— Stated task —
Could every line of the data be printed exactly as it reads?

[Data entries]
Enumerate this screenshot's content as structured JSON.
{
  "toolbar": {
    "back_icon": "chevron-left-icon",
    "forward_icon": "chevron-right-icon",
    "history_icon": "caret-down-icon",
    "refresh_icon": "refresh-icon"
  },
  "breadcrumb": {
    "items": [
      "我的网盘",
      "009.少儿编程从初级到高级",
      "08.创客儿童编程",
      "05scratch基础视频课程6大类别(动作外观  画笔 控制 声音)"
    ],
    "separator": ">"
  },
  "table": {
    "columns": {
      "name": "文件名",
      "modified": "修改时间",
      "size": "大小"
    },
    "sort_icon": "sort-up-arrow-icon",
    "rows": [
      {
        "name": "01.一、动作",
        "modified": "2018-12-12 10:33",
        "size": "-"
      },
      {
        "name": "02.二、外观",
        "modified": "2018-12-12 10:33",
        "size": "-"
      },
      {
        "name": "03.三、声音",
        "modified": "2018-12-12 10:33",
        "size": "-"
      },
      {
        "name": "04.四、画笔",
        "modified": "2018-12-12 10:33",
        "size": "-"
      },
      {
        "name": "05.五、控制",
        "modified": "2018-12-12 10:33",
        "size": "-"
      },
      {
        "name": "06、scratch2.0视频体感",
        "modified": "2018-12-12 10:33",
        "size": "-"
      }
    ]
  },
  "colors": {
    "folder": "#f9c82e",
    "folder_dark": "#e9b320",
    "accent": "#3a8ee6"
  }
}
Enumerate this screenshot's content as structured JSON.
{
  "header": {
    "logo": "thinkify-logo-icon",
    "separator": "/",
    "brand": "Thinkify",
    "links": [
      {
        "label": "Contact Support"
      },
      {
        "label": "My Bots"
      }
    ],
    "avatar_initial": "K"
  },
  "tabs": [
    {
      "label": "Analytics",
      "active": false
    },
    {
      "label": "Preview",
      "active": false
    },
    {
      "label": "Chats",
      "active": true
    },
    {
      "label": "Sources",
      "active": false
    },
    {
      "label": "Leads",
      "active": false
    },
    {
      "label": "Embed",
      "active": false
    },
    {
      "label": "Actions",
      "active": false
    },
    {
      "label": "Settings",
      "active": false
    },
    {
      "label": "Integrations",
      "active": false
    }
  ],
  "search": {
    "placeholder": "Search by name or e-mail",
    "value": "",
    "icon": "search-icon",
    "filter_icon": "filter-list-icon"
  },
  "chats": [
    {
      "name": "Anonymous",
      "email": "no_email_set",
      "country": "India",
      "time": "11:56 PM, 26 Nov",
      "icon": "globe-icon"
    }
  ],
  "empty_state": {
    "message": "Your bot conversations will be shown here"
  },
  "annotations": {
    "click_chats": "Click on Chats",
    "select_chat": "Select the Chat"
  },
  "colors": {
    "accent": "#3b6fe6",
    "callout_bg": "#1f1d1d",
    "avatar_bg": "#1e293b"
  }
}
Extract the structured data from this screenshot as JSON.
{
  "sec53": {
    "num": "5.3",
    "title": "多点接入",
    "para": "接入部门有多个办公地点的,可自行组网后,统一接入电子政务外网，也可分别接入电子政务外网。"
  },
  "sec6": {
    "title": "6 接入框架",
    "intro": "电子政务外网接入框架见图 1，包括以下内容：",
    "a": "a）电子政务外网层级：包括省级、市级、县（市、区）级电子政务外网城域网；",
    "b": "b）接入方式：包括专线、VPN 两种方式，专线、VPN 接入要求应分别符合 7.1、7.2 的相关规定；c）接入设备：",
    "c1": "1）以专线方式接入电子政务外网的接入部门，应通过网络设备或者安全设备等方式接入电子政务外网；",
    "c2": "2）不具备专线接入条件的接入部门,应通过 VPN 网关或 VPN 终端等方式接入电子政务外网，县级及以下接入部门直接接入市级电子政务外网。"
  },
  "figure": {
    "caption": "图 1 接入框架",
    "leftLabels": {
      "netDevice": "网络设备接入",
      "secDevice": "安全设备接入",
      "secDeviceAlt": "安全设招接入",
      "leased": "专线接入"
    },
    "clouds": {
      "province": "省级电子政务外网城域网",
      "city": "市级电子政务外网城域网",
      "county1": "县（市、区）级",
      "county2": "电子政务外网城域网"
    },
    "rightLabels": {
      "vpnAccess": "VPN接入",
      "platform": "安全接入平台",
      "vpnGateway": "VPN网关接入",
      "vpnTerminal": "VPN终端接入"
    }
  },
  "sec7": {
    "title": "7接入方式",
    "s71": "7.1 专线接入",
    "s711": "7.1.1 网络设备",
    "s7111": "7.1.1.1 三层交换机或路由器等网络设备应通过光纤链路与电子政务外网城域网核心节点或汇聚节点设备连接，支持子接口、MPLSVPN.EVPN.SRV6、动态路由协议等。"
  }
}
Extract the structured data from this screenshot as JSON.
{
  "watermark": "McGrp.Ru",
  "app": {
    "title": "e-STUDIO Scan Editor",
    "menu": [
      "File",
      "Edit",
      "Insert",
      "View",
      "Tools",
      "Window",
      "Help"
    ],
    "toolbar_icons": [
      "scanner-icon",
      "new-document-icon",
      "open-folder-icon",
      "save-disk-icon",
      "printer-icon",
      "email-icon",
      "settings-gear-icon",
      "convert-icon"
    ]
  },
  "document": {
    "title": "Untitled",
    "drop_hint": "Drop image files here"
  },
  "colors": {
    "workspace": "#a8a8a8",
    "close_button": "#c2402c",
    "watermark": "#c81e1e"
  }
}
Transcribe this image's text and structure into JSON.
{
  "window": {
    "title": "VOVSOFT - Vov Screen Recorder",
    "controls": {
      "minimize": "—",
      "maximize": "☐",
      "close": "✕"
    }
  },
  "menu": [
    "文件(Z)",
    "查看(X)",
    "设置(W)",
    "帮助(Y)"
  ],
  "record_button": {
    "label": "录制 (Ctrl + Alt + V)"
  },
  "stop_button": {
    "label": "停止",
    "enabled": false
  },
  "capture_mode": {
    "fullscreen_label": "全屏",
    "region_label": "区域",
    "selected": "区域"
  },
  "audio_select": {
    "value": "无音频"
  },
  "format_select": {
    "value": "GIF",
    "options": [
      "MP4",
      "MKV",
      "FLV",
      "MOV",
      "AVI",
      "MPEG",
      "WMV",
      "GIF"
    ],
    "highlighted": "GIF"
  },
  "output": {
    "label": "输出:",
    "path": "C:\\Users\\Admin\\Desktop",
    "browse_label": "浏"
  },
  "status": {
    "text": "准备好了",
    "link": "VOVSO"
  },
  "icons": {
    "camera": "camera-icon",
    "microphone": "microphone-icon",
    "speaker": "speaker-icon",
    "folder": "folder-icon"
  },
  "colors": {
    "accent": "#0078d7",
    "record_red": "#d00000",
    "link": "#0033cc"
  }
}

— Completed task —
Enumerate this screenshot's content as structured JSON.
{
  "toolbar": {
    "back_icon": "chevron-left-icon",
    "forward_icon": "chevron-right-icon",
    "history_icon": "caret-down-icon",
    "refresh_icon": "refresh-icon"
  },
  "breadcrumb": {
    "items": [
      "我的网盘",
      "009.少儿编程从初级到高级",
      "08.创客儿童编程",
      "05scratch基础视频课程6大类别(动作外观  画笔 控制 声音)"
    ],
    "separator": ">"
  },
  "table": {
    "columns": {
      "name": "文件名",
      "modified": "修改时间",
      "size": "大小"
    },
    "sort_icon": "sort-up-arrow-icon",
    "rows": [
      {
        "name": "01.一、动作",
        "modified": "2018-12-12 10:33",
        "size": "-"
      },
      {
        "name": "02.二、外观",
        "modified": "2018-12-12 10:33",
        "size": "-"
      },
      {
        "name": "03.三、声音",
        "modified": "2018-12-12 10:33",
        "size": "-"
      },
      {
        "name": "04.四、画笔",
        "modified": "2018-12-12 10:33",
        "size": "-"
      },
      {
        "name": "05.五、控制",
        "modified": "2018-12-12 10:33",
        "size": "-"
      },
      {
        "name": "06、scratch2.0视频体感",
        "modified": "2018-12-12 10:33",
        "size": "-"
      }
    ]
  },
  "colors": {
    "folder": "#f9c82e",
    "folder_dark": "#e9b320",
    "accent": "#3a8ee6"
  }
}
Enumerate this screenshot's content as structured JSON.
{
  "header": {
    "logo": "thinkify-logo-icon",
    "separator": "/",
    "brand": "Thinkify",
    "links": [
      {
        "label": "Contact Support"
      },
      {
        "label": "My Bots"
      }
    ],
    "avatar_initial": "K"
  },
  "tabs": [
    {
      "label": "Analytics",
      "active": false
    },
    {
      "label": "Preview",
      "active": false
    },
    {
      "label": "Chats",
      "active": true
    },
    {
      "label": "Sources",
      "active": false
    },
    {
      "label": "Leads",
      "active": false
    },
    {
      "label": "Embed",
      "active": false
    },
    {
      "label": "Actions",
      "active": false
    },
    {
      "label": "Settings",
      "active": false
    },
    {
      "label": "Integrations",
      "active": false
    }
  ],
  "search": {
    "placeholder": "Search by name or e-mail",
    "value": "",
    "icon": "search-icon",
    "filter_icon": "filter-list-icon"
  },
  "chats": [
    {
      "name": "Anonymous",
      "email": "no_email_set",
      "country": "India",
      "time": "11:56 PM, 26 Nov",
      "icon": "globe-icon"
    }
  ],
  "empty_state": {
    "message": "Your bot conversations will be shown here"
  },
  "annotations": {
    "click_chats": "Click on Chats",
    "select_chat": "Select the Chat"
  },
  "colors": {
    "accent": "#3b6fe6",
    "callout_bg": "#1f1d1d",
    "avatar_bg": "#1e293b"
  }
}
Extract the structured data from this screenshot as JSON.
{
  "sec53": {
    "num": "5.3",
    "title": "多点接入",
    "para": "接入部门有多个办公地点的,可自行组网后,统一接入电子政务外网，也可分别接入电子政务外网。"
  },
  "sec6": {
    "title": "6 接入框架",
    "intro": "电子政务外网接入框架见图 1，包括以下内容：",
    "a": "a）电子政务外网层级：包括省级、市级、县（市、区）级电子政务外网城域网；",
    "b": "b）接入方式：包括专线、VPN 两种方式，专线、VPN 接入要求应分别符合 7.1、7.2 的相关规定；c）接入设备：",
    "c1": "1）以专线方式接入电子政务外网的接入部门，应通过网络设备或者安全设备等方式接入电子政务外网；",
    "c2": "2）不具备专线接入条件的接入部门,应通过 VPN 网关或 VPN 终端等方式接入电子政务外网，县级及以下接入部门直接接入市级电子政务外网。"
  },
  "figure": {
    "caption": "图 1 接入框架",
    "leftLabels": {
      "netDevice": "网络设备接入",
      "secDevice": "安全设备接入",
      "secDeviceAlt": "安全设招接入",
      "leased": "专线接入"
    },
    "clouds": {
      "province": "省级电子政务外网城域网",
      "city": "市级电子政务外网城域网",
      "county1": "县（市、区）级",
      "county2": "电子政务外网城域网"
    },
    "rightLabels": {
      "vpnAccess": "VPN接入",
      "platform": "安全接入平台",
      "vpnGateway": "VPN网关接入",
      "vpnTerminal": "VPN终端接入"
    }
  },
  "sec7": {
    "title": "7接入方式",
    "s71": "7.1 专线接入",
    "s711": "7.1.1 网络设备",
    "s7111": "7.1.1.1 三层交换机或路由器等网络设备应通过光纤链路与电子政务外网城域网核心节点或汇聚节点设备连接，支持子接口、MPLSVPN.EVPN.SRV6、动态路由协议等。"
  }
}
Extract the structured data from this screenshot as JSON.
{
  "watermark": "McGrp.Ru",
  "app": {
    "title": "e-STUDIO Scan Editor",
    "menu": [
      "File",
      "Edit",
      "Insert",
      "View",
      "Tools",
      "Window",
      "Help"
    ],
    "toolbar_icons": [
      "scanner-icon",
      "new-document-icon",
      "open-folder-icon",
      "save-disk-icon",
      "printer-icon",
      "email-icon",
      "settings-gear-icon",
      "convert-icon"
    ]
  },
  "document": {
    "title": "Untitled",
    "drop_hint": "Drop image files here"
  },
  "colors": {
    "workspace": "#a8a8a8",
    "close_button": "#c2402c",
    "watermark": "#c81e1e"
  }
}
Transcribe this image's text and structure into JSON.
{
  "window": {
    "title": "VOVSOFT - Vov Screen Recorder",
    "controls": {
      "minimize": "—",
      "maximize": "☐",
      "close": "✕"
    }
  },
  "menu": [
    "文件(Z)",
    "查看(X)",
    "设置(W)",
    "帮助(Y)"
  ],
  "record_button": {
    "label": "录制 (Ctrl + Alt + V)"
  },
  "stop_button": {
    "label": "停止",
    "enabled": false
  },
  "capture_mode": {
    "fullscreen_label": "全屏",
    "region_label": "区域",
    "selected": "区域"
  },
  "audio_select": {
    "value": "无音频"
  },
  "format_select": {
    "value": "GIF",
    "options": [
      "MP4",
      "MKV",
      "FLV",
      "MOV",
      "AVI",
      "MPEG",
      "WMV",
      "GIF"
    ],
    "highlighted": "GIF"
  },
  "output": {
    "label": "输出:",
    "path": "C:\\Users\\Admin\\Desktop",
    "browse_label": "浏"
  },
  "status": {
    "text": "准备好了",
    "link": "VOVSO"
  },
  "icons": {
    "camera": "camera-icon",
    "microphone": "microphone-icon",
    "speaker": "speaker-icon",
    "folder": "folder-icon"
  },
  "colors": {
    "accent": "#0078d7",
    "record_red": "#d00000",
    "link": "#0033cc"
  }
}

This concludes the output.